Collected data entries:
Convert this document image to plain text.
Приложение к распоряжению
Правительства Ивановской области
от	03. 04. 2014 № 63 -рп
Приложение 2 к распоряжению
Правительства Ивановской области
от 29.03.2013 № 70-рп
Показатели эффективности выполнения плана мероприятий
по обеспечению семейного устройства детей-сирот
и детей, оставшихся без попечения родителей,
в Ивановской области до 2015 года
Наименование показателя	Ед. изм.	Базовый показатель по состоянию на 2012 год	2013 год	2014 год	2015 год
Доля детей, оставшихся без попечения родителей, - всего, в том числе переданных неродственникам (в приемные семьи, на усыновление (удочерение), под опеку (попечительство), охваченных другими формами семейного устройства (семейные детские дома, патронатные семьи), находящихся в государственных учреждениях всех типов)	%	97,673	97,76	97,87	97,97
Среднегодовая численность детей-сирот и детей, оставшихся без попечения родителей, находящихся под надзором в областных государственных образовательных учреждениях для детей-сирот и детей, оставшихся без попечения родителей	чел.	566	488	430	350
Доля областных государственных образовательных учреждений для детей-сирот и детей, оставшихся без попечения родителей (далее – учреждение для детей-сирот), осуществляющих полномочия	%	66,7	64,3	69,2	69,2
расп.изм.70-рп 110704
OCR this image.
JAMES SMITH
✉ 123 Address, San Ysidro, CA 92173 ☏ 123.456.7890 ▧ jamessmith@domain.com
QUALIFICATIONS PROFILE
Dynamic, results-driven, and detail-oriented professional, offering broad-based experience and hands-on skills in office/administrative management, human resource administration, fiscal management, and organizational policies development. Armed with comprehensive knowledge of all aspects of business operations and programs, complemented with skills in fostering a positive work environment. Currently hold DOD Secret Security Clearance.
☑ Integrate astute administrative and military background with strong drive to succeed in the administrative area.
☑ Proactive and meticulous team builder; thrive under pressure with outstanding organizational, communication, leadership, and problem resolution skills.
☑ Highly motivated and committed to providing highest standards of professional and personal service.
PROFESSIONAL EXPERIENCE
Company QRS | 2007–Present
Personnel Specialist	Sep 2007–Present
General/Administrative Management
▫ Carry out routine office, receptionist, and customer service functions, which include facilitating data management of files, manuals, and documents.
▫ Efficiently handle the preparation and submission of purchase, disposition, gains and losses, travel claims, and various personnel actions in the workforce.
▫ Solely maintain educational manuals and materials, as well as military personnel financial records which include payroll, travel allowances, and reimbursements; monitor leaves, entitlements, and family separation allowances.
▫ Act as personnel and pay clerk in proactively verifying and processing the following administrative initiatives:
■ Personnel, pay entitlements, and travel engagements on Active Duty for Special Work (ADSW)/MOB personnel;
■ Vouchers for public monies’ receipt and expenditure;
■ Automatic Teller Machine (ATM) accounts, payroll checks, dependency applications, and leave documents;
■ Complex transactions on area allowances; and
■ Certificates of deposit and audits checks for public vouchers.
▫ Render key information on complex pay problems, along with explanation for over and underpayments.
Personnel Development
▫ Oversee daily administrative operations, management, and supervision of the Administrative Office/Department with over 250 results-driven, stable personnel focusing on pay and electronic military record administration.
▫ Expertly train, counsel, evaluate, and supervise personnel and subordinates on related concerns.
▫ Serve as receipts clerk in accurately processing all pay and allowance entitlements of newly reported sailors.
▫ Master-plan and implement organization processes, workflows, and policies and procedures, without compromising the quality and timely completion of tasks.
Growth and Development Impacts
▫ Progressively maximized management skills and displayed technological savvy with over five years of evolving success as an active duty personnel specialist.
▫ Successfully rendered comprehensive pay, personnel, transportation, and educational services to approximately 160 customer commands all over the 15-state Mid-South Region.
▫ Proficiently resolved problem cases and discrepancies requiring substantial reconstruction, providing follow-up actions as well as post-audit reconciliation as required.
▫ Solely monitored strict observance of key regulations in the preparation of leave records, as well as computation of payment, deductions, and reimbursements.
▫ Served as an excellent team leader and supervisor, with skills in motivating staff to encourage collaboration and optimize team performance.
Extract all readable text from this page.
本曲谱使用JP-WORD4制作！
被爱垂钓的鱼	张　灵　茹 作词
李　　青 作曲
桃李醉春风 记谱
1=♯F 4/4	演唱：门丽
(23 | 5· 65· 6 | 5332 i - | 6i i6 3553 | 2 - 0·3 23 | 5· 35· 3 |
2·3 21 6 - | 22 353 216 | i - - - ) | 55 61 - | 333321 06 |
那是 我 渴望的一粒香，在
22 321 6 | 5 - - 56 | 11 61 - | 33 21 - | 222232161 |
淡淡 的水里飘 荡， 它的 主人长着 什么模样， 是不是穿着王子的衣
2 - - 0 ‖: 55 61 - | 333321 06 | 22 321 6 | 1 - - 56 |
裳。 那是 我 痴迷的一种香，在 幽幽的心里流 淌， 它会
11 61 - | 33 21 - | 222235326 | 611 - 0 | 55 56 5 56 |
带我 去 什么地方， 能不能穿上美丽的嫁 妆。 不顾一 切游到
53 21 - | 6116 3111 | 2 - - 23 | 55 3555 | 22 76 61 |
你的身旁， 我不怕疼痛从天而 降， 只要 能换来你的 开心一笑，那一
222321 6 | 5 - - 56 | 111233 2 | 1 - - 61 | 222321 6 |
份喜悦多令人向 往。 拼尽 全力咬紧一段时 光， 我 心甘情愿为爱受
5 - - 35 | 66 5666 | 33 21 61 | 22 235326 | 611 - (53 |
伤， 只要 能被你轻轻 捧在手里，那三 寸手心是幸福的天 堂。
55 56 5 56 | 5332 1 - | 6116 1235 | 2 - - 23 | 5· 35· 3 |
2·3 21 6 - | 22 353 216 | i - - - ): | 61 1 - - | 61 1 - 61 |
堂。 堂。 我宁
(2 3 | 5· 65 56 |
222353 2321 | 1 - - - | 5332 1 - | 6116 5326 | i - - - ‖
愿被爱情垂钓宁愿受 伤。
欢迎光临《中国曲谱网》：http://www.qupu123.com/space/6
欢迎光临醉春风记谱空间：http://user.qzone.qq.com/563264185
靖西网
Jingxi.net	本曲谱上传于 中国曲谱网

Brief
List every line above that contains the word "include".

Solution for this exercise
▫ Carry out routine office, receptionist, and customer service functions, which include facilitating data management of files, manuals, and documents.
▫ Solely maintain educational manuals and materials, as well as military personnel financial records which include payroll, travel allowances, and reimbursements; monitor leaves, entitlements, and family separation allowances.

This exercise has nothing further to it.